▶ [STATED EXERCISE] Take every line from the listing below that includes "year" and copy it.

Records from a collection of figures:
+===+

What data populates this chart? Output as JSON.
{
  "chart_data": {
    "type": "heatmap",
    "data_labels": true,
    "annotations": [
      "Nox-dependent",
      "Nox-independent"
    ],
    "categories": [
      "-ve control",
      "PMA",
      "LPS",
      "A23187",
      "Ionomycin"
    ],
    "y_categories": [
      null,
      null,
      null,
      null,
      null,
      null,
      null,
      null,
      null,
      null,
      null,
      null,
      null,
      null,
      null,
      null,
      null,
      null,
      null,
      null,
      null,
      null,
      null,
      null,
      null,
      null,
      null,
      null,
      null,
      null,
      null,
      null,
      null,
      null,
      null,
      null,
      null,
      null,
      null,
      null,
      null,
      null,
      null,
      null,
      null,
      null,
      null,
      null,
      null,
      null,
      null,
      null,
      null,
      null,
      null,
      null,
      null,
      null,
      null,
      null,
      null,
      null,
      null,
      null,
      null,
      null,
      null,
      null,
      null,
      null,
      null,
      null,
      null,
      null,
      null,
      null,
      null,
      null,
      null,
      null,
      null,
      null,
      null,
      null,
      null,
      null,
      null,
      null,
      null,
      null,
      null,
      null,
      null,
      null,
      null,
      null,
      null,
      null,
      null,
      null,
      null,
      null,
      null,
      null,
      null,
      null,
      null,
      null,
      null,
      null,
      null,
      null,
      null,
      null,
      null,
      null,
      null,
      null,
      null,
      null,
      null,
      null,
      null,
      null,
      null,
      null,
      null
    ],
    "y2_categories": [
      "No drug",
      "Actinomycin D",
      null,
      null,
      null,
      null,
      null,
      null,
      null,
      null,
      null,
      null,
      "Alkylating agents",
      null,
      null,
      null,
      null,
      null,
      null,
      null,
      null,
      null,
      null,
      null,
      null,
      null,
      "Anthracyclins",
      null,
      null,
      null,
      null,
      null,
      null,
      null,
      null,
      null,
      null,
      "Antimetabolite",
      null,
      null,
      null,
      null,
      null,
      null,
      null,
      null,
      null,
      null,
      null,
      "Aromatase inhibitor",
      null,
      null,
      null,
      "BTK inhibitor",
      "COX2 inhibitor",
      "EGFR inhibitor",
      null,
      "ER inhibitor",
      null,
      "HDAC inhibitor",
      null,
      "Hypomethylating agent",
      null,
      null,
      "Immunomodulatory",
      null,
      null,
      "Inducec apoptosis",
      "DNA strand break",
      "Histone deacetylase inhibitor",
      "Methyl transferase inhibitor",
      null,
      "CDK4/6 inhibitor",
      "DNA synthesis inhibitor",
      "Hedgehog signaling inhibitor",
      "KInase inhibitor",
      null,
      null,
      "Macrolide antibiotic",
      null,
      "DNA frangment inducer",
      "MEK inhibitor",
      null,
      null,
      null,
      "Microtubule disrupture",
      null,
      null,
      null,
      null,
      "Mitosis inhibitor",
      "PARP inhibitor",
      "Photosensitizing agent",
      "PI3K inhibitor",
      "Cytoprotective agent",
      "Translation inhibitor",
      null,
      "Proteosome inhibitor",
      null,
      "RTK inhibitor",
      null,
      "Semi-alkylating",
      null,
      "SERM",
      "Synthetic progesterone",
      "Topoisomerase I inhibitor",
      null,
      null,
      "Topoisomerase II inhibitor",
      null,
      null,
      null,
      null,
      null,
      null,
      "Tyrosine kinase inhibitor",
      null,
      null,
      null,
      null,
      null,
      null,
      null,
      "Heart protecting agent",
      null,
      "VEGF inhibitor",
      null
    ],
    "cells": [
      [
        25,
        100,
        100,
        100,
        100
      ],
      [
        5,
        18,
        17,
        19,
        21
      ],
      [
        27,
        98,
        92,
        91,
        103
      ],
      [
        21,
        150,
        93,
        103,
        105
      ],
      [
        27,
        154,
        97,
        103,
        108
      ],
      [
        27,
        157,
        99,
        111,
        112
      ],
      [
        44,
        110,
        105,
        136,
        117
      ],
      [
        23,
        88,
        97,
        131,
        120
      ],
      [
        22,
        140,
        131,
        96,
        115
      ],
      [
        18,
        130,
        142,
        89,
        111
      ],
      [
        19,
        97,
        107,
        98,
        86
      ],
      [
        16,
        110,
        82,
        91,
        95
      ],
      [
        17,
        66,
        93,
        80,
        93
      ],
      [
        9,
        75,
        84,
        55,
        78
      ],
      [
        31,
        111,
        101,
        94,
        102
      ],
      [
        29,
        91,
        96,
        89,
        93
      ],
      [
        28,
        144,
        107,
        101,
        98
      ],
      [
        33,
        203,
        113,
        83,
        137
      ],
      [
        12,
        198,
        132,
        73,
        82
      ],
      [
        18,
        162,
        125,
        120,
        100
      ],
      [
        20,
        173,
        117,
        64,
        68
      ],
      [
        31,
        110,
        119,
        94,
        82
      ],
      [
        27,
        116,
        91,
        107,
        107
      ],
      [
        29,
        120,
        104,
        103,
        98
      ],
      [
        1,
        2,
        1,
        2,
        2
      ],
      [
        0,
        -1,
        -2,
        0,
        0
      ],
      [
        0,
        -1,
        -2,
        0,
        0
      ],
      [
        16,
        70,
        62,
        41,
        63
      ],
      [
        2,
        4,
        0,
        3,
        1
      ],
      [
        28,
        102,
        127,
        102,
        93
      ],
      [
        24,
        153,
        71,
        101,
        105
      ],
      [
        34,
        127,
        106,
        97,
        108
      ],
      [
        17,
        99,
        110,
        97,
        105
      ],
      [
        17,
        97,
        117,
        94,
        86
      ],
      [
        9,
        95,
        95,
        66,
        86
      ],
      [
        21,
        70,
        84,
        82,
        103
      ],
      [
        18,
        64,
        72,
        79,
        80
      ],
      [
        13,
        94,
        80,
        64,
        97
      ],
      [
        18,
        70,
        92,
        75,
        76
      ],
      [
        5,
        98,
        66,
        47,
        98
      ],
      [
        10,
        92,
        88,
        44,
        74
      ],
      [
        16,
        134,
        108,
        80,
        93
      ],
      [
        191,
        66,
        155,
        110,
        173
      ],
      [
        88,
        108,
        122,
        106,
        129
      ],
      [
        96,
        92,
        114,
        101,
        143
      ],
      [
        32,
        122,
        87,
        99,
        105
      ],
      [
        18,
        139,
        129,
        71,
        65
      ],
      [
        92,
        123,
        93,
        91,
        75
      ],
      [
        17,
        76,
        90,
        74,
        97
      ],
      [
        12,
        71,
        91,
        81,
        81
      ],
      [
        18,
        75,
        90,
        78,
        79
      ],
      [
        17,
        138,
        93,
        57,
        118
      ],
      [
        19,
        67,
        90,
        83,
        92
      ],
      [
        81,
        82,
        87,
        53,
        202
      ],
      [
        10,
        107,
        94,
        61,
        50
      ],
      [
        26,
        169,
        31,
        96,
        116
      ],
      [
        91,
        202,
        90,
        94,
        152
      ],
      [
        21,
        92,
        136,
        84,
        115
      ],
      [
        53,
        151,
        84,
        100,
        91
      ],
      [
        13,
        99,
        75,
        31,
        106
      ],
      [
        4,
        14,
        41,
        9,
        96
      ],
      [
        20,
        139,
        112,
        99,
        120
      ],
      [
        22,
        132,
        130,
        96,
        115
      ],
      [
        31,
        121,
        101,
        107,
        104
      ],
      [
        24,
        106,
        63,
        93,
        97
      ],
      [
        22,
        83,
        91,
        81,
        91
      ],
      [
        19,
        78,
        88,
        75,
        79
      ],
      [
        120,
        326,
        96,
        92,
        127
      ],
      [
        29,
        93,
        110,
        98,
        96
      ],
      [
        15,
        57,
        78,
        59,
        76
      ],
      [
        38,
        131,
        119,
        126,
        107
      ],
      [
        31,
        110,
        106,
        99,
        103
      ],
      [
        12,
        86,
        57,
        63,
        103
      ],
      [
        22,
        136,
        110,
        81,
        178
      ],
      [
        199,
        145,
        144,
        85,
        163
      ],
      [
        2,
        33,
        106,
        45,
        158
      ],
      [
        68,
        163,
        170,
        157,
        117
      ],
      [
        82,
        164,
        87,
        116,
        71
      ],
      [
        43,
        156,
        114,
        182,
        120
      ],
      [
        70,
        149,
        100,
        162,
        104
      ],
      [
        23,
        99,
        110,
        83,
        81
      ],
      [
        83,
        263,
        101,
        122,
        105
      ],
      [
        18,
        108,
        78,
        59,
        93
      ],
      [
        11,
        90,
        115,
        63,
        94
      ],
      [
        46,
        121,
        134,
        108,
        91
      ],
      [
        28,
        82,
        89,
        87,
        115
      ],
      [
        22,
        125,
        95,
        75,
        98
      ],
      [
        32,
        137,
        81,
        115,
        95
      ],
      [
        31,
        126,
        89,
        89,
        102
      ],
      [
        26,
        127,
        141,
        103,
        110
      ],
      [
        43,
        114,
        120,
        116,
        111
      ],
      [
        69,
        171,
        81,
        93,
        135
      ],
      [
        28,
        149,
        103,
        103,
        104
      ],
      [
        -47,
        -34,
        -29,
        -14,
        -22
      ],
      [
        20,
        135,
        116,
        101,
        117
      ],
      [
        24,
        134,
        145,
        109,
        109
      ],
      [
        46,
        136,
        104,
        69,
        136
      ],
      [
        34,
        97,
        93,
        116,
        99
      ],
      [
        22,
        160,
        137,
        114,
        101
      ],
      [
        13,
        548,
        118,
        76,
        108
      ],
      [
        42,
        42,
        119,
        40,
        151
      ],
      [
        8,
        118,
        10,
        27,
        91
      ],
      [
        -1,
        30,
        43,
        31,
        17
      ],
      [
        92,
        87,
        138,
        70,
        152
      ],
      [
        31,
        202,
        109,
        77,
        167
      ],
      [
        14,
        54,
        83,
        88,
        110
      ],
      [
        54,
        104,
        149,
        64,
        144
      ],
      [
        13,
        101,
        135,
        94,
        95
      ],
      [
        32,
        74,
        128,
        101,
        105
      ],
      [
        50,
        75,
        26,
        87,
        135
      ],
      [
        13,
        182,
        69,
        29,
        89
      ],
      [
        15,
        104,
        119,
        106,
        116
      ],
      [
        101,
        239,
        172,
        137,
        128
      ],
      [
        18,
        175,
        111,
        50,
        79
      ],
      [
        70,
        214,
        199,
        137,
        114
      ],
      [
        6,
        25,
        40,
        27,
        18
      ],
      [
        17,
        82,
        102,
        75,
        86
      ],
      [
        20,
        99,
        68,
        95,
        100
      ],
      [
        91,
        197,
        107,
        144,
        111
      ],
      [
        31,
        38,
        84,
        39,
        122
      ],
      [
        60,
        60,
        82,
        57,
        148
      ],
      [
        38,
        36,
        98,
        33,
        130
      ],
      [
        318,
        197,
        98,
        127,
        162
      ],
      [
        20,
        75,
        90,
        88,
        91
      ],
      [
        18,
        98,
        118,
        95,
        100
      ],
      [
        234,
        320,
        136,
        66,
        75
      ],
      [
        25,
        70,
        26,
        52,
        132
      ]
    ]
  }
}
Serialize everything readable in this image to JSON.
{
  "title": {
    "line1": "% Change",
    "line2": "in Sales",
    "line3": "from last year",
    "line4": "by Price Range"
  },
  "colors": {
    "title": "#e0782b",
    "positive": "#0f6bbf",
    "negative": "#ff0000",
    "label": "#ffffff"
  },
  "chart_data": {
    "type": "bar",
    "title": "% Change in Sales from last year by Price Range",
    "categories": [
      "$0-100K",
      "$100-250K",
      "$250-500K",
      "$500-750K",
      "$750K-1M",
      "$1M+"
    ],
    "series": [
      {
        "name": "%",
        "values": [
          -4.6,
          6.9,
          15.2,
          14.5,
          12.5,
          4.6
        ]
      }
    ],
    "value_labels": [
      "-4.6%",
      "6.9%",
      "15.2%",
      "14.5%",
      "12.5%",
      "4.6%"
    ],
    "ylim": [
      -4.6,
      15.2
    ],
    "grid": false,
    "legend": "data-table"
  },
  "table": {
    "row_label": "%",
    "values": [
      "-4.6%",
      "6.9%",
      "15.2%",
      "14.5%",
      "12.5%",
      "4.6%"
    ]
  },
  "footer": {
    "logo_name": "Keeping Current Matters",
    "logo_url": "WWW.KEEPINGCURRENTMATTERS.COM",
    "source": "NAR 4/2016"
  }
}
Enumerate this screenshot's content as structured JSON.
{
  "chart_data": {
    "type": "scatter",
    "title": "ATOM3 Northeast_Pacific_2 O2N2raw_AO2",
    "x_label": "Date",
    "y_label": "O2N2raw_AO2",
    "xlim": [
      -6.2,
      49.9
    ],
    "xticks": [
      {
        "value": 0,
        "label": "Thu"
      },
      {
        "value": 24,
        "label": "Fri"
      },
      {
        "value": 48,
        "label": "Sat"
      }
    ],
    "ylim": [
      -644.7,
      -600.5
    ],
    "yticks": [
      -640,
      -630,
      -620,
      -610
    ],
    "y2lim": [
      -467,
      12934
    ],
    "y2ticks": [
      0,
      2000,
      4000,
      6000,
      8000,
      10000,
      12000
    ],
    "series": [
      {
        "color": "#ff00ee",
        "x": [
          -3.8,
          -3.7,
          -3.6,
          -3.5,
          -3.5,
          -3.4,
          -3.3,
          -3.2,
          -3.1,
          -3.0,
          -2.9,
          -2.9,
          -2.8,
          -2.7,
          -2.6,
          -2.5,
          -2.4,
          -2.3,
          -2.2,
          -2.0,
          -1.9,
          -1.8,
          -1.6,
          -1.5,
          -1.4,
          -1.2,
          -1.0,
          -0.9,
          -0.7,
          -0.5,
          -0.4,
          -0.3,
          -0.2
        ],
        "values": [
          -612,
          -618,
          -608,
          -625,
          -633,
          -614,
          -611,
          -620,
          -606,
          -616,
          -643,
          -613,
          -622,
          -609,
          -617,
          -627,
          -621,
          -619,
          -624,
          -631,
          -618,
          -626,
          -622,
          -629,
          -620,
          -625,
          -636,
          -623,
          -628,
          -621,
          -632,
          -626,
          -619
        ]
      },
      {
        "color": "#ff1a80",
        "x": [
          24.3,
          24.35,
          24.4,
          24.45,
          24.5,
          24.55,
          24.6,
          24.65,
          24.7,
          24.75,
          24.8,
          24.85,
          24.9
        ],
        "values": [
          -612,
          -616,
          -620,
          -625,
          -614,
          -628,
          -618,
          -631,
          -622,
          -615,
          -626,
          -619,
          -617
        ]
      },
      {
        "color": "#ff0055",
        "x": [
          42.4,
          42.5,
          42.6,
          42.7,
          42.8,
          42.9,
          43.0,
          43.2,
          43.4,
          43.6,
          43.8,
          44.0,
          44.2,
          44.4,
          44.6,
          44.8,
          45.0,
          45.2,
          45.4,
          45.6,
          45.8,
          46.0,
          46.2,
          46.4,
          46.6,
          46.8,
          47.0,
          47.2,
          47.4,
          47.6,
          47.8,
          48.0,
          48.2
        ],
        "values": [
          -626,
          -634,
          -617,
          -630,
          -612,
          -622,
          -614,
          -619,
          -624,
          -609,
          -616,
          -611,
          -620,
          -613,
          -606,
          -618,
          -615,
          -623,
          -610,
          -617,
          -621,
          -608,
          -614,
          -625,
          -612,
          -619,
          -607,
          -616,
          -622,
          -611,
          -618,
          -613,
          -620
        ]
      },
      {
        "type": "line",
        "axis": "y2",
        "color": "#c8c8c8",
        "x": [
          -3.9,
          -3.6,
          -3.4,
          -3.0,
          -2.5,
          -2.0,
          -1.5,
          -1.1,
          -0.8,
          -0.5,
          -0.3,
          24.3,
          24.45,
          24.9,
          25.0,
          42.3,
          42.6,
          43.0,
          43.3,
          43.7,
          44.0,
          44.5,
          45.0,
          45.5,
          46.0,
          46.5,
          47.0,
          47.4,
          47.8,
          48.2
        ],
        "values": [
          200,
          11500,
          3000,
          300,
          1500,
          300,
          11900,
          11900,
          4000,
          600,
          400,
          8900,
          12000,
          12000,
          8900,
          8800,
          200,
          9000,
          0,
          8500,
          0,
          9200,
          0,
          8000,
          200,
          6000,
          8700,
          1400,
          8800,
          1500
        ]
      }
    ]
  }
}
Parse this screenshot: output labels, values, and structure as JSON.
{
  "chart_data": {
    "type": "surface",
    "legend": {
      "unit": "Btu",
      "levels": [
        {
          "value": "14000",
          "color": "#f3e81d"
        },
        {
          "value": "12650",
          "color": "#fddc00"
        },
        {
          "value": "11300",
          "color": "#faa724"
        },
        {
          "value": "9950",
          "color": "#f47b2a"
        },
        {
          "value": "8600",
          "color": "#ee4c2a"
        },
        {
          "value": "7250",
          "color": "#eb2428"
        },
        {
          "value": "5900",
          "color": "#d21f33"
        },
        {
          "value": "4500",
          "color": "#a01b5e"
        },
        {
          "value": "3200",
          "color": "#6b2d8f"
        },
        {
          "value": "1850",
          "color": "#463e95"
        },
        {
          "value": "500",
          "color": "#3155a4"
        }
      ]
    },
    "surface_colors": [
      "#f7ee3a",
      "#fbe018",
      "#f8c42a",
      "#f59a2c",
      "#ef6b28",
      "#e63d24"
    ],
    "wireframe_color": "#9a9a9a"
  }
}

+===+

▶ [EXPECTED OUTPUT]
    "line3": "from last year",
    "title": "% Change in Sales from last year by Price Range",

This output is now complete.